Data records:
——————————

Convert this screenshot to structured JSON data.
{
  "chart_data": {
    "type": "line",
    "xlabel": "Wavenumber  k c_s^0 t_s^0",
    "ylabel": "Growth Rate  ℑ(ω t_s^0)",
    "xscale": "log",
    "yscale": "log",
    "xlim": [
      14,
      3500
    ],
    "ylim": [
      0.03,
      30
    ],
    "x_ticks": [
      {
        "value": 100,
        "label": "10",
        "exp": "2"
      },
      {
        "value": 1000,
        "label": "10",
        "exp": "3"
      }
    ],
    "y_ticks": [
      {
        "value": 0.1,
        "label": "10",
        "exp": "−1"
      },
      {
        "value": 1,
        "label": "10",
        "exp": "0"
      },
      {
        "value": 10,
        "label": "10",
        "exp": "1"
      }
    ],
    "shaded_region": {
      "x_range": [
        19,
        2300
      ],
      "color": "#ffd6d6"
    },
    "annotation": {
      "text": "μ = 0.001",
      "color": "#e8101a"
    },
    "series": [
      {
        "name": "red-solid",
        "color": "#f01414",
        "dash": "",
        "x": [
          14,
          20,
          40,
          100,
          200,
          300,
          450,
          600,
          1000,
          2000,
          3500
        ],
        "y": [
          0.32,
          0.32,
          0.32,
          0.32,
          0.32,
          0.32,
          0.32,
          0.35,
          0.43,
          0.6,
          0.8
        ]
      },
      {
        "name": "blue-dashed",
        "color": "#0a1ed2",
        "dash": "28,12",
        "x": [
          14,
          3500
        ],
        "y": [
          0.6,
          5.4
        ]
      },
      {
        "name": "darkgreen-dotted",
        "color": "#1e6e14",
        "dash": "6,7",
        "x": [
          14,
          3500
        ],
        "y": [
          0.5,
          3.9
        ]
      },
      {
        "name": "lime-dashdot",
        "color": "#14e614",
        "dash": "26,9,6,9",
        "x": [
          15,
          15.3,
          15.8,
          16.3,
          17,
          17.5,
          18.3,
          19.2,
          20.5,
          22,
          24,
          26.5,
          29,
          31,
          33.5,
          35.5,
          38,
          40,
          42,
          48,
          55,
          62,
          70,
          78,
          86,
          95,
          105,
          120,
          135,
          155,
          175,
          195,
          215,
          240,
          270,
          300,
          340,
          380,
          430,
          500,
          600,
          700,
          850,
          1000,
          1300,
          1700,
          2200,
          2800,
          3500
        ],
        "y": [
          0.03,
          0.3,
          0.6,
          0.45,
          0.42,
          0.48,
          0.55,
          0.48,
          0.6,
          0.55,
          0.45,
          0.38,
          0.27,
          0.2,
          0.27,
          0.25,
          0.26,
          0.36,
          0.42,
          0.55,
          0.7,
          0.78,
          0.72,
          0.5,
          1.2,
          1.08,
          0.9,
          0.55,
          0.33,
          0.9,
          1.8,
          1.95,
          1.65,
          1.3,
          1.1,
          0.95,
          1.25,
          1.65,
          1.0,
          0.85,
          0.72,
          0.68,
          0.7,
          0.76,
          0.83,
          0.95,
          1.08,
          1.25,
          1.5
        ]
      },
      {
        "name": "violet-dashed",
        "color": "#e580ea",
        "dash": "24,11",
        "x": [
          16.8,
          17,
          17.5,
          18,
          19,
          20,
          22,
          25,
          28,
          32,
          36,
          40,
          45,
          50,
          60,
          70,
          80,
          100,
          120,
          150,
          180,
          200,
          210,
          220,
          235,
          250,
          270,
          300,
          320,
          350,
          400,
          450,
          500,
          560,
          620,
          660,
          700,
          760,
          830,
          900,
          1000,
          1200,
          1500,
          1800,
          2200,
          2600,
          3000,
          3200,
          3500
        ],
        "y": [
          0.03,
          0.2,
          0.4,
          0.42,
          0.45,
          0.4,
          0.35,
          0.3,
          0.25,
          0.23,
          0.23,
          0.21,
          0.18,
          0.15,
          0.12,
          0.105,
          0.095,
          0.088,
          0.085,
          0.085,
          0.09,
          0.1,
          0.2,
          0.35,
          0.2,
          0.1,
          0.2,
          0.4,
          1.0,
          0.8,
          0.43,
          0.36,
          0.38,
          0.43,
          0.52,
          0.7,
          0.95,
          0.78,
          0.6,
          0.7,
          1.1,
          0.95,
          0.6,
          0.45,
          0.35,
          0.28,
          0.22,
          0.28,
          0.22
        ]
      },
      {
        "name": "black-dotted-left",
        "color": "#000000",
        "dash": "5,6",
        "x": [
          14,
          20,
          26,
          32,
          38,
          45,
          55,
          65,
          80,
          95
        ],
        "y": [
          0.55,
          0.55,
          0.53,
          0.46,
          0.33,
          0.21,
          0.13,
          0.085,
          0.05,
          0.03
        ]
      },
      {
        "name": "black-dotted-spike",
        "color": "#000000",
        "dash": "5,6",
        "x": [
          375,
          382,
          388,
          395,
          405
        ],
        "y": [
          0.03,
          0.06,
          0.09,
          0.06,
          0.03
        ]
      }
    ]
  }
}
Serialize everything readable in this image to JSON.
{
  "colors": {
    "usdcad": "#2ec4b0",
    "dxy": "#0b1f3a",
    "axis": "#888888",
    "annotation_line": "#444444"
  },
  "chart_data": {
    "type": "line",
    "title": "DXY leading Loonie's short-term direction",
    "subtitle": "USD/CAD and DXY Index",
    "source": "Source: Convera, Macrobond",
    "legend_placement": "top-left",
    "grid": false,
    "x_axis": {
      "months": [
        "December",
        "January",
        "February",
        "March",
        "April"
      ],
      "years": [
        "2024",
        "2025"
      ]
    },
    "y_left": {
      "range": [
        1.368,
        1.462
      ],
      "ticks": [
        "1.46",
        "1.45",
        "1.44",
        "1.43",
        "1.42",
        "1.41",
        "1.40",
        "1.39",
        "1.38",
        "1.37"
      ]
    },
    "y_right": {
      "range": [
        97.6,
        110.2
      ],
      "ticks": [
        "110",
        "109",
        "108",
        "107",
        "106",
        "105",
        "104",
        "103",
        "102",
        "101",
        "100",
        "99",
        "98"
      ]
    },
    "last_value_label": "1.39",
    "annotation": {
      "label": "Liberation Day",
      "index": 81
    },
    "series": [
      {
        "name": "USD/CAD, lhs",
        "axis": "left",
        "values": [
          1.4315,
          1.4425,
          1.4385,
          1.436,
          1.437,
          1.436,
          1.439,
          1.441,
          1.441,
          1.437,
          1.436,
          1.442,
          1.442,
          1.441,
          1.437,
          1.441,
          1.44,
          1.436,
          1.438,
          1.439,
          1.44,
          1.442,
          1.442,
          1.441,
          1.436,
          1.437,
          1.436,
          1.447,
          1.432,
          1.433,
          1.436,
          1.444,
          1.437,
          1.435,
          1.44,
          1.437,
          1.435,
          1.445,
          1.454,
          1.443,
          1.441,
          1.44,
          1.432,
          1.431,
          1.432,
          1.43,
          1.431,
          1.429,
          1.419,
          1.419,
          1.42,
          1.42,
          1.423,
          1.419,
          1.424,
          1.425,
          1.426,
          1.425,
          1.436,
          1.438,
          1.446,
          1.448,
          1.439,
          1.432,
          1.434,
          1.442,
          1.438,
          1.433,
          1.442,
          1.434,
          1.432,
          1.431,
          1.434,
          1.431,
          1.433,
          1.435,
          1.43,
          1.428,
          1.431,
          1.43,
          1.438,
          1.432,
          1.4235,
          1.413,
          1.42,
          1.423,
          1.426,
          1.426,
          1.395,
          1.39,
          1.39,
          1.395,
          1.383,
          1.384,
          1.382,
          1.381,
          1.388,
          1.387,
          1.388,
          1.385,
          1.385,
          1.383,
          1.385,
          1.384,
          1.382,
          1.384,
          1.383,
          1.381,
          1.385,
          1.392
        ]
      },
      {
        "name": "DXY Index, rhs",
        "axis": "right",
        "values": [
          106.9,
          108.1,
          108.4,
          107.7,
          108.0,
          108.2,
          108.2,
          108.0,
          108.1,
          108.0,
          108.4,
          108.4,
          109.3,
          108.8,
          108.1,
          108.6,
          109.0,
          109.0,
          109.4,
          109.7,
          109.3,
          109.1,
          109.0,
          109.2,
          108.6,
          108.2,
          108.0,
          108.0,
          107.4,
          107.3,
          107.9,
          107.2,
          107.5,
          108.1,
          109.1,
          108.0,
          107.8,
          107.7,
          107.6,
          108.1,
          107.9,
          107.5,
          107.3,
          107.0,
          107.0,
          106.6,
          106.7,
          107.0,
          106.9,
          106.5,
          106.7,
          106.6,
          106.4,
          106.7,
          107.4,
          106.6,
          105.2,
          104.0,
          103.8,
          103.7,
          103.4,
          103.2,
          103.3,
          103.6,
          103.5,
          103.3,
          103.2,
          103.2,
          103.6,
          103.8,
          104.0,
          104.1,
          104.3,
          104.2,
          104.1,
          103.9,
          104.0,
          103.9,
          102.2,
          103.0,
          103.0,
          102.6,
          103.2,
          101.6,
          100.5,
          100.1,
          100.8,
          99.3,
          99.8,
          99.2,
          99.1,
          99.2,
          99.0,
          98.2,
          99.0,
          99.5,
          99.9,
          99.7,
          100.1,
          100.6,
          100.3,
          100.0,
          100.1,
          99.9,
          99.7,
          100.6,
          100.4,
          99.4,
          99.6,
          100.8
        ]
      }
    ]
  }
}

——————————

◆ **Job**
Where a line holds "JSON", copy it out.

◆ **Answer for this exercise**
Convert this screenshot to structured JSON data.
Serialize everything readable in this image to JSON.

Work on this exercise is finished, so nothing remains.